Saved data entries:
--- --- ---

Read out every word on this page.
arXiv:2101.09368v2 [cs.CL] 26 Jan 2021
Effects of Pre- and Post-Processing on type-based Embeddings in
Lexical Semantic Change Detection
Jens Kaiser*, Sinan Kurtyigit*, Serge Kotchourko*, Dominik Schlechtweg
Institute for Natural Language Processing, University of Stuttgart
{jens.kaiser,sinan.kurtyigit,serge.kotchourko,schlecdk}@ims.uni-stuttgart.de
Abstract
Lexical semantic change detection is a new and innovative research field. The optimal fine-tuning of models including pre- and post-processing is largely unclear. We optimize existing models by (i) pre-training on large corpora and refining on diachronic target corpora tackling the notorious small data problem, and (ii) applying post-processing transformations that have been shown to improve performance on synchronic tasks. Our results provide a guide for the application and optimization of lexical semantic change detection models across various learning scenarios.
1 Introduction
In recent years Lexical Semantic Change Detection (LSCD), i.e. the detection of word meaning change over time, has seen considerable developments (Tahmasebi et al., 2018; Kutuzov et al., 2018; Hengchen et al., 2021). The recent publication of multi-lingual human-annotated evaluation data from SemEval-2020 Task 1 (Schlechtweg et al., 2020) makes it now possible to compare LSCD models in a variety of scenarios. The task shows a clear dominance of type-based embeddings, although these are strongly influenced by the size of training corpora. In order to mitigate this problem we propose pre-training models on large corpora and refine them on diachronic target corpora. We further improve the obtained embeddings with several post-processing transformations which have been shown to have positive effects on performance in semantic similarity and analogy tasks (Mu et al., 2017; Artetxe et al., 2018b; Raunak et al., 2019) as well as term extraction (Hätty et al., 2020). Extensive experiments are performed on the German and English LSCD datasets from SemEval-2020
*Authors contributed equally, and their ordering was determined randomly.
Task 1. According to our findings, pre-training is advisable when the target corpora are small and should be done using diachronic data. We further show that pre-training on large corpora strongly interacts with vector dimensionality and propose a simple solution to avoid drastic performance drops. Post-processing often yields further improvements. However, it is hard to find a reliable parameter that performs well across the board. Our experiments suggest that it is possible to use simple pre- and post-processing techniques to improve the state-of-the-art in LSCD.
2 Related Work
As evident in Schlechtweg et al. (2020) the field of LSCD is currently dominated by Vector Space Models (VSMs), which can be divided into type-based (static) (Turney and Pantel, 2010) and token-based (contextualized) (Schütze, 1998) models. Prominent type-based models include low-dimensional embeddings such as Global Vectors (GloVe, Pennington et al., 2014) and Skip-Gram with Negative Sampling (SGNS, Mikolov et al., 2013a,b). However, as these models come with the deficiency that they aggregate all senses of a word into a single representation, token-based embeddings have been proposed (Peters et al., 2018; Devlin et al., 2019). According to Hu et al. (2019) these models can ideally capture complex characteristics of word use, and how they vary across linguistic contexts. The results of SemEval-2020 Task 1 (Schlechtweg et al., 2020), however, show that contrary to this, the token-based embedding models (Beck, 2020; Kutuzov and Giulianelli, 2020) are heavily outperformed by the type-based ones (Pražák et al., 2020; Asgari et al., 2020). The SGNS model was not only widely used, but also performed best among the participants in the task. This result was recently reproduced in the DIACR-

--- --- ---

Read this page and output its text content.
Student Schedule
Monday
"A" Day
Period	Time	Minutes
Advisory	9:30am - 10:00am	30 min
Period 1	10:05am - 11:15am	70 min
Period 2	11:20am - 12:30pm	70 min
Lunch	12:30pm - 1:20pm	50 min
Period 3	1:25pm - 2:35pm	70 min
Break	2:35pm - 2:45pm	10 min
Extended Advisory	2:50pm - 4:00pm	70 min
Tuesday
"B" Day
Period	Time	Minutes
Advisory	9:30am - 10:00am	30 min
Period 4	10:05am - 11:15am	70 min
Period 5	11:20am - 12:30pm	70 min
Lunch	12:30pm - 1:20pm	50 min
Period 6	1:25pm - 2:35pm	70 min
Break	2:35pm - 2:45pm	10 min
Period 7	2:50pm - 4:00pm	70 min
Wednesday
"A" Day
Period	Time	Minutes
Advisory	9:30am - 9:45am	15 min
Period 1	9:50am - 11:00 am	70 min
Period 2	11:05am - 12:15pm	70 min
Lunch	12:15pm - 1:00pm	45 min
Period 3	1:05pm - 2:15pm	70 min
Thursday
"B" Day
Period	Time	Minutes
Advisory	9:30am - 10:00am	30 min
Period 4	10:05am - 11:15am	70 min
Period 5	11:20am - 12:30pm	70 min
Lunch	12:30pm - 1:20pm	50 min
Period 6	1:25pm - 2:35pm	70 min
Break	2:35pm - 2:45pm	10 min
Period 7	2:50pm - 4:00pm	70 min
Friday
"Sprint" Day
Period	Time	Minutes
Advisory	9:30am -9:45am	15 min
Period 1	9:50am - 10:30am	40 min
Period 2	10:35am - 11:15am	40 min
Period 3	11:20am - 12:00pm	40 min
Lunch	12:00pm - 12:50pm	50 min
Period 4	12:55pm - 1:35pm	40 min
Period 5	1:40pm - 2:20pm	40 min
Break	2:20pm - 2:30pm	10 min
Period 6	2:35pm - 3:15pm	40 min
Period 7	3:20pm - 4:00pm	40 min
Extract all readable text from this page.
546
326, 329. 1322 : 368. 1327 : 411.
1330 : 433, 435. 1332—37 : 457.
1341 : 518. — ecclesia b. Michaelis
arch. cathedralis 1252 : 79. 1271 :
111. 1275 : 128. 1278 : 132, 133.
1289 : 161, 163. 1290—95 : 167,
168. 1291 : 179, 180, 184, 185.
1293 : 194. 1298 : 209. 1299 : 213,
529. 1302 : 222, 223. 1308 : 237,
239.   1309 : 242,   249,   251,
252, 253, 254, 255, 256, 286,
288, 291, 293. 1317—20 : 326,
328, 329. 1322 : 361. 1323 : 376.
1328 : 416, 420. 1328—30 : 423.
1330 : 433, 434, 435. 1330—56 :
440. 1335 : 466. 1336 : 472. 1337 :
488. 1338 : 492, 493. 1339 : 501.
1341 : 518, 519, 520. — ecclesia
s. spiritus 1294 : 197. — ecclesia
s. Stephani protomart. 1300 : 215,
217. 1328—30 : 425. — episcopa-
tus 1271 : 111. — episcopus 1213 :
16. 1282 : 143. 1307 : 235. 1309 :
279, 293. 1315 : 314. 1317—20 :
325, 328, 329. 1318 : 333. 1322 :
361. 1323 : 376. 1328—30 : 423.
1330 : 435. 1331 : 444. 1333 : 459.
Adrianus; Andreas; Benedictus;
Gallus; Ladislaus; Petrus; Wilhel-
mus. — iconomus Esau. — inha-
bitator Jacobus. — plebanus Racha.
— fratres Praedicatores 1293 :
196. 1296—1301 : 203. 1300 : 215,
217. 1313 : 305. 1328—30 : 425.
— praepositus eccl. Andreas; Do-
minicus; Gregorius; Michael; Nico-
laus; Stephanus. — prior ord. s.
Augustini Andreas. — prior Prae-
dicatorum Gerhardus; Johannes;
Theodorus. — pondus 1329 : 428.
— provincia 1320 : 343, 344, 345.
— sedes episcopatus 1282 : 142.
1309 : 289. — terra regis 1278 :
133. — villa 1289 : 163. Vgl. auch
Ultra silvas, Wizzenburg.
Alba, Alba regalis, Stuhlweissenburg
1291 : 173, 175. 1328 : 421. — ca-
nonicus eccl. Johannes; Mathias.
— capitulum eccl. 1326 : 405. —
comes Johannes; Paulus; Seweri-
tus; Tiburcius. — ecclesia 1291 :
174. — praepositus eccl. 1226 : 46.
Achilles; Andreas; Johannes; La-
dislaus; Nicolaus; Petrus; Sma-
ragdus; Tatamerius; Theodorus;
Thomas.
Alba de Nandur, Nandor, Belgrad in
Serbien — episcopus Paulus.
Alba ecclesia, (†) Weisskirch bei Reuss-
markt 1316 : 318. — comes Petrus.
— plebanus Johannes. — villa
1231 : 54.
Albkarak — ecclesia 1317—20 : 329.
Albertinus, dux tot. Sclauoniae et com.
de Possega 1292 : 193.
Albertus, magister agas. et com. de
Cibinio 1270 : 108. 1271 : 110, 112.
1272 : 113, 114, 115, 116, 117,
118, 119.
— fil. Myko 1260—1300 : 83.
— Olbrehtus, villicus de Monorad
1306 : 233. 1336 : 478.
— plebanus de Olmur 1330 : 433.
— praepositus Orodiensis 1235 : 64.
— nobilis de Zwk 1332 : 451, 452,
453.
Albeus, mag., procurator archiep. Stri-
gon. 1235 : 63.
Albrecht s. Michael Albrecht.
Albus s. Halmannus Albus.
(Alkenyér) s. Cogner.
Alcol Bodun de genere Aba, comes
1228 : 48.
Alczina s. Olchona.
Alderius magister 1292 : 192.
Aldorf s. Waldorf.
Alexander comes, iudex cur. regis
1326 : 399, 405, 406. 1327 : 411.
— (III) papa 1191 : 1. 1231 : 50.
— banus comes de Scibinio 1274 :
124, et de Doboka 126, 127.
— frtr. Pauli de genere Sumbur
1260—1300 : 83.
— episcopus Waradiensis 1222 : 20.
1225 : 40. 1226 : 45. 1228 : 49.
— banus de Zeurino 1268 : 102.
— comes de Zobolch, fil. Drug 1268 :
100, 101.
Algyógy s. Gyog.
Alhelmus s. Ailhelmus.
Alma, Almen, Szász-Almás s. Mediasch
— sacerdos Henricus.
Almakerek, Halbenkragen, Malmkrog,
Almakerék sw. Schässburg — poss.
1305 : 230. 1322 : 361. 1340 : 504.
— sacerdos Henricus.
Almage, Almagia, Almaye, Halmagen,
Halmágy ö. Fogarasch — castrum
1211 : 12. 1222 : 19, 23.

--- --- ---

**Your goal:** From the listing above, collect every line that mentions the word "Theodorus".

**Output:**
Theodorus. — pondus 1329 : 428.
ragdus; Tatamerius; Theodorus;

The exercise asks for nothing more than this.